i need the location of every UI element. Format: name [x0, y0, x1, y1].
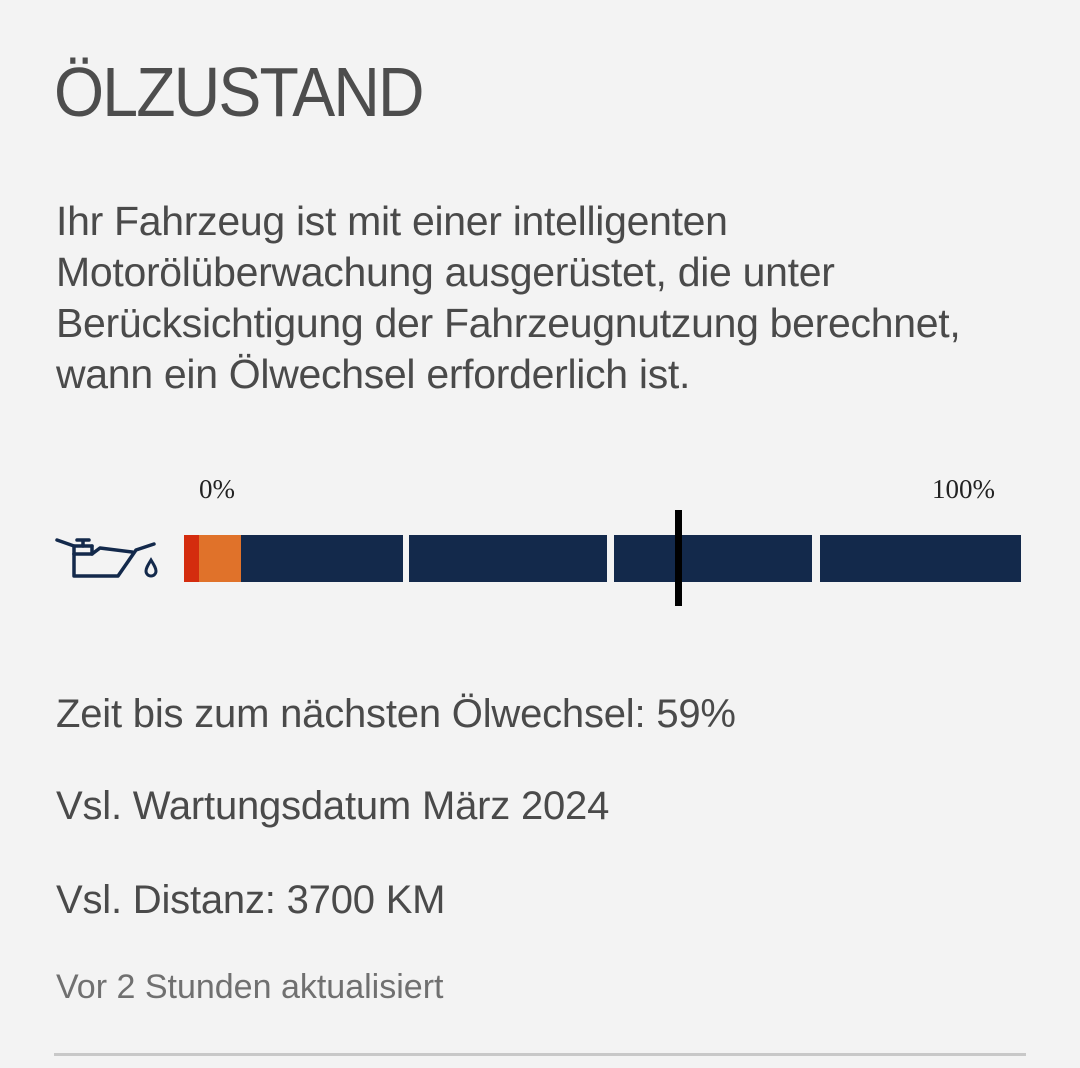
gauge-min-label: 0%: [199, 474, 235, 504]
gauge-segment: [409, 535, 607, 582]
gauge-warning-segment: [199, 535, 241, 582]
last-updated-text: Vor 2 Stunden aktualisiert: [56, 968, 444, 1006]
divider: [54, 1053, 1026, 1056]
gauge-segment: [614, 535, 812, 582]
gauge-segment: [241, 535, 403, 582]
gauge-critical-segment: [184, 535, 199, 582]
gauge-max-label: 100%: [932, 474, 995, 504]
oil-life-gauge: [184, 535, 1021, 582]
gauge-current-marker: [674, 510, 682, 606]
time-until-oil-change: Zeit bis zum nächsten Ölwechsel: 59%: [56, 692, 736, 736]
description-text: Ihr Fahrzeug ist mit einer intelligenten…: [56, 198, 961, 397]
page-title: ÖLZUSTAND: [54, 53, 425, 131]
oil-can-icon: [55, 538, 158, 578]
gauge-segment: [820, 535, 1021, 582]
service-date: Vsl. Wartungsdatum März 2024: [56, 784, 610, 828]
remaining-distance: Vsl. Distanz: 3700 KM: [56, 878, 446, 922]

Requirements.
Rewrite the entries above with every "gauge-segment" switched to "gauge-bar-segment" and everything else left unchanged. Leave the picture out.

Result for this exercise.
i need the location of every UI element. Format: name [x0, y0, x1, y1].
gauge-min-label: 0%: [199, 474, 235, 504]
gauge-bar-segment: [409, 535, 607, 582]
gauge-warning-segment: [199, 535, 241, 582]
last-updated-text: Vor 2 Stunden aktualisiert: [56, 968, 444, 1006]
divider: [54, 1053, 1026, 1056]
gauge-bar-segment: [614, 535, 812, 582]
gauge-bar-segment: [241, 535, 403, 582]
gauge-critical-segment: [184, 535, 199, 582]
gauge-max-label: 100%: [932, 474, 995, 504]
oil-life-gauge: [184, 535, 1021, 582]
gauge-current-marker: [674, 510, 682, 606]
time-until-oil-change: Zeit bis zum nächsten Ölwechsel: 59%: [56, 692, 736, 736]
description-text: Ihr Fahrzeug ist mit einer intelligenten…: [56, 198, 961, 397]
page-title: ÖLZUSTAND: [54, 53, 425, 131]
oil-can-icon: [55, 538, 158, 578]
gauge-bar-segment: [820, 535, 1021, 582]
service-date: Vsl. Wartungsdatum März 2024: [56, 784, 610, 828]
remaining-distance: Vsl. Distanz: 3700 KM: [56, 878, 446, 922]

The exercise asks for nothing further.